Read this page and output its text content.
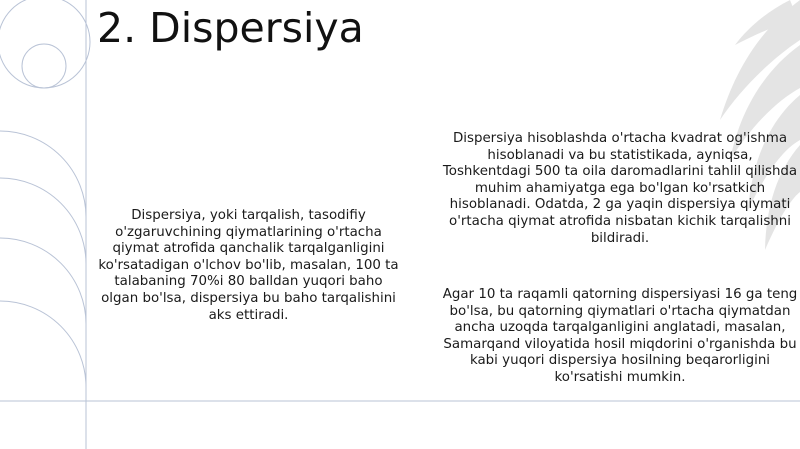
2. Dispersiya

Dispersiya, yoki tarqalish, tasodifiy o'zgaruvchining qiymatlarining o'rtacha qiymat atrofida qanchalik tarqalganligini ko'rsatadigan o'lchov bo'lib, masalan, 100 ta talabaning 70%i 80 balldan yuqori baho olgan bo'lsa, dispersiya bu baho tarqalishini aks ettiradi.

Dispersiya hisoblashda o'rtacha kvadrat og'ishma hisoblanadi va bu statistikada, ayniqsa, Toshkentdagi 500 ta oila daromadlarini tahlil qilishda muhim ahamiyatga ega bo'lgan ko'rsatkich hisoblanadi. Odatda, 2 ga yaqin dispersiya qiymati o'rtacha qiymat atrofida nisbatan kichik tarqalishni bildiradi.

Agar 10 ta raqamli qatorning dispersiyasi 16 ga teng bo'lsa, bu qatorning qiymatlari o'rtacha qiymatdan ancha uzoqda tarqalganligini anglatadi, masalan, Samarqand viloyatida hosil miqdorini o'rganishda bu kabi yuqori dispersiya hosilning beqarorligini ko'rsatishi mumkin.
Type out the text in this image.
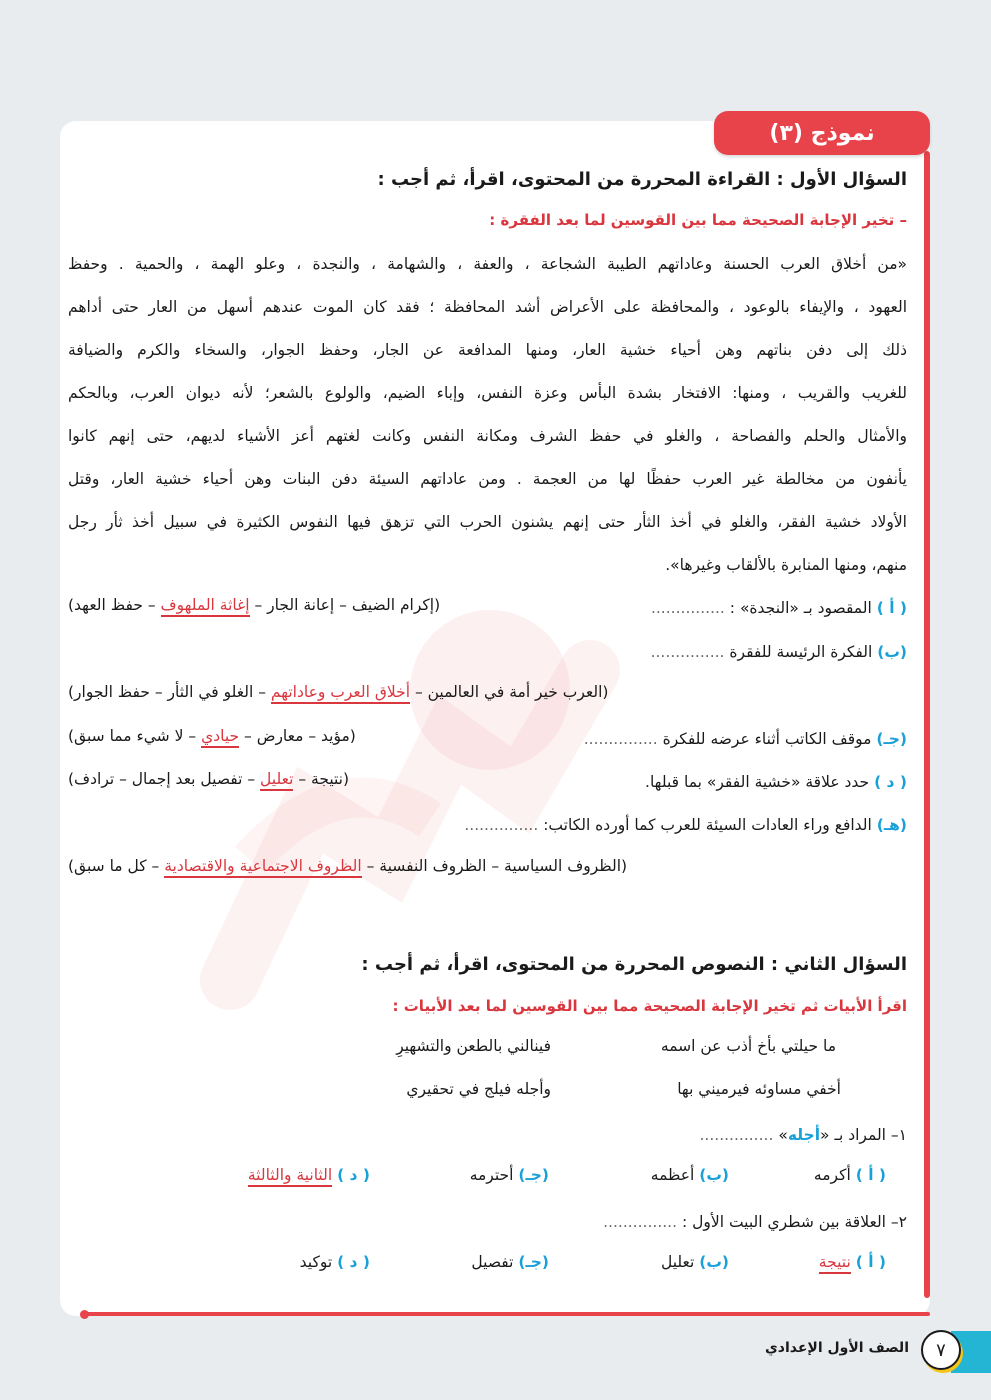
نموذج (٣)
السؤال الأول : القراءة المحررة من المحتوى، اقرأ، ثم أجب :
– تخير الإجابة الصحيحة مما بين القوسين لما بعد الفقرة :
«من أخلاق العرب الحسنة وعاداتهم الطيبة الشجاعة ، والعفة ، والشهامة ، والنجدة ، وعلو الهمة ، والحمية . وحفظ
العهود ، والإيفاء بالوعود ، والمحافظة على الأعراض أشد المحافظة ؛ فقد كان الموت عندهم أسهل من العار حتى أداهم
ذلك إلى دفن بناتهم وهن أحياء خشية العار، ومنها المدافعة عن الجار، وحفظ الجوار، والسخاء والكرم والضيافة
للغريب والقريب ، ومنها: الافتخار بشدة البأس وعزة النفس، وإباء الضيم، والولوع بالشعر؛ لأنه ديوان العرب، وبالحكم
والأمثال والحلم والفصاحة ، والغلو في حفظ الشرف ومكانة النفس وكانت لغتهم أعز الأشياء لديهم، حتى إنهم كانوا
يأنفون من مخالطة غير العرب حفظًا لها من العجمة . ومن عاداتهم السيئة دفن البنات وهن أحياء خشية العار، وقتل
الأولاد خشية الفقر، والغلو في أخذ الثأر حتى إنهم يشنون الحرب التي تزهق فيها النفوس الكثيرة في سبيل أخذ ثأر رجل
منهم، ومنها المنابرة بالألقاب وغيرها».
( أ ) المقصود بـ «النجدة» : ...............
(إكرام الضيف – إعانة الجار – إغاثة الملهوف – حفظ العهد)
(ب) الفكرة الرئيسة للفقرة ...............
(العرب خير أمة في العالمين – أخلاق العرب وعاداتهم – الغلو في الثأر – حفظ الجوار)
(جـ) موقف الكاتب أثناء عرضه للفكرة ...............
(مؤيد – معارض – حيادي – لا شيء مما سبق)
( د ) حدد علاقة «خشية الفقر» بما قبلها.
(نتيجة – تعليل – تفصيل بعد إجمال – ترادف)
(هـ) الدافع وراء العادات السيئة للعرب كما أورده الكاتب: ...............
(الظروف السياسية – الظروف النفسية – الظروف الاجتماعية والاقتصادية – كل ما سبق)
السؤال الثاني : النصوص المحررة من المحتوى، اقرأ، ثم أجب :
اقرأ الأبيات ثم تخير الإجابة الصحيحة مما بين القوسين لما بعد الأبيات :
ما حيلتي بأخ أذب عن اسمه
فينالني بالطعن والتشهيرِ
أخفي مساوئه فيرميني بها
وأجله فيلج في تحقيري
١– المراد بـ «أجله» ...............
( أ ) أكرمه
(ب) أعظمه
(جـ) أحترمه
( د ) الثانية والثالثة
٢– العلاقة بين شطري البيت الأول : ...............
( أ ) نتيجة
(ب) تعليل
(جـ) تفصيل
( د ) توكيد
٧
الصف الأول الإعدادي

━━━━

→ **DESCRIPTION OF THE TASK**
Exactly reproduce the entries above, minus the pictures.

→ **TASK SOLUTION**
Read this page and output its text content.
2. Dispersiya

Dispersiya, yoki tarqalish, tasodifiy o'zgaruvchining qiymatlarining o'rtacha qiymat atrofida qanchalik tarqalganligini ko'rsatadigan o'lchov bo'lib, masalan, 100 ta talabaning 70%i 80 balldan yuqori baho olgan bo'lsa, dispersiya bu baho tarqalishini aks ettiradi.

Dispersiya hisoblashda o'rtacha kvadrat og'ishma hisoblanadi va bu statistikada, ayniqsa, Toshkentdagi 500 ta oila daromadlarini tahlil qilishda muhim ahamiyatga ega bo'lgan ko'rsatkich hisoblanadi. Odatda, 2 ga yaqin dispersiya qiymati o'rtacha qiymat atrofida nisbatan kichik tarqalishni bildiradi.

Agar 10 ta raqamli qatorning dispersiyasi 16 ga teng bo'lsa, bu qatorning qiymatlari o'rtacha qiymatdan ancha uzoqda tarqalganligini anglatadi, masalan, Samarqand viloyatida hosil miqdorini o'rganishda bu kabi yuqori dispersiya hosilning beqarorligini ko'rsatishi mumkin.
Type out the text in this image.
نموذج (٣)
السؤال الأول : القراءة المحررة من المحتوى، اقرأ، ثم أجب :
– تخير الإجابة الصحيحة مما بين القوسين لما بعد الفقرة :
«من أخلاق العرب الحسنة وعاداتهم الطيبة الشجاعة ، والعفة ، والشهامة ، والنجدة ، وعلو الهمة ، والحمية . وحفظ
العهود ، والإيفاء بالوعود ، والمحافظة على الأعراض أشد المحافظة ؛ فقد كان الموت عندهم أسهل من العار حتى أداهم
ذلك إلى دفن بناتهم وهن أحياء خشية العار، ومنها المدافعة عن الجار، وحفظ الجوار، والسخاء والكرم والضيافة
للغريب والقريب ، ومنها: الافتخار بشدة البأس وعزة النفس، وإباء الضيم، والولوع بالشعر؛ لأنه ديوان العرب، وبالحكم
والأمثال والحلم والفصاحة ، والغلو في حفظ الشرف ومكانة النفس وكانت لغتهم أعز الأشياء لديهم، حتى إنهم كانوا
يأنفون من مخالطة غير العرب حفظًا لها من العجمة . ومن عاداتهم السيئة دفن البنات وهن أحياء خشية العار، وقتل
الأولاد خشية الفقر، والغلو في أخذ الثأر حتى إنهم يشنون الحرب التي تزهق فيها النفوس الكثيرة في سبيل أخذ ثأر رجل
منهم، ومنها المنابرة بالألقاب وغيرها».
( أ ) المقصود بـ «النجدة» : ...............
(إكرام الضيف – إعانة الجار – إغاثة الملهوف – حفظ العهد)
(ب) الفكرة الرئيسة للفقرة ...............
(العرب خير أمة في العالمين – أخلاق العرب وعاداتهم – الغلو في الثأر – حفظ الجوار)
(جـ) موقف الكاتب أثناء عرضه للفكرة ...............
(مؤيد – معارض – حيادي – لا شيء مما سبق)
( د ) حدد علاقة «خشية الفقر» بما قبلها.
(نتيجة – تعليل – تفصيل بعد إجمال – ترادف)
(هـ) الدافع وراء العادات السيئة للعرب كما أورده الكاتب: ...............
(الظروف السياسية – الظروف النفسية – الظروف الاجتماعية والاقتصادية – كل ما سبق)
السؤال الثاني : النصوص المحررة من المحتوى، اقرأ، ثم أجب :
اقرأ الأبيات ثم تخير الإجابة الصحيحة مما بين القوسين لما بعد الأبيات :
ما حيلتي بأخ أذب عن اسمه
فينالني بالطعن والتشهيرِ
أخفي مساوئه فيرميني بها
وأجله فيلج في تحقيري
١– المراد بـ «أجله» ...............
( أ ) أكرمه
(ب) أعظمه
(جـ) أحترمه
( د ) الثانية والثالثة
٢– العلاقة بين شطري البيت الأول : ...............
( أ ) نتيجة
(ب) تعليل
(جـ) تفصيل
( د ) توكيد
٧
الصف الأول الإعدادي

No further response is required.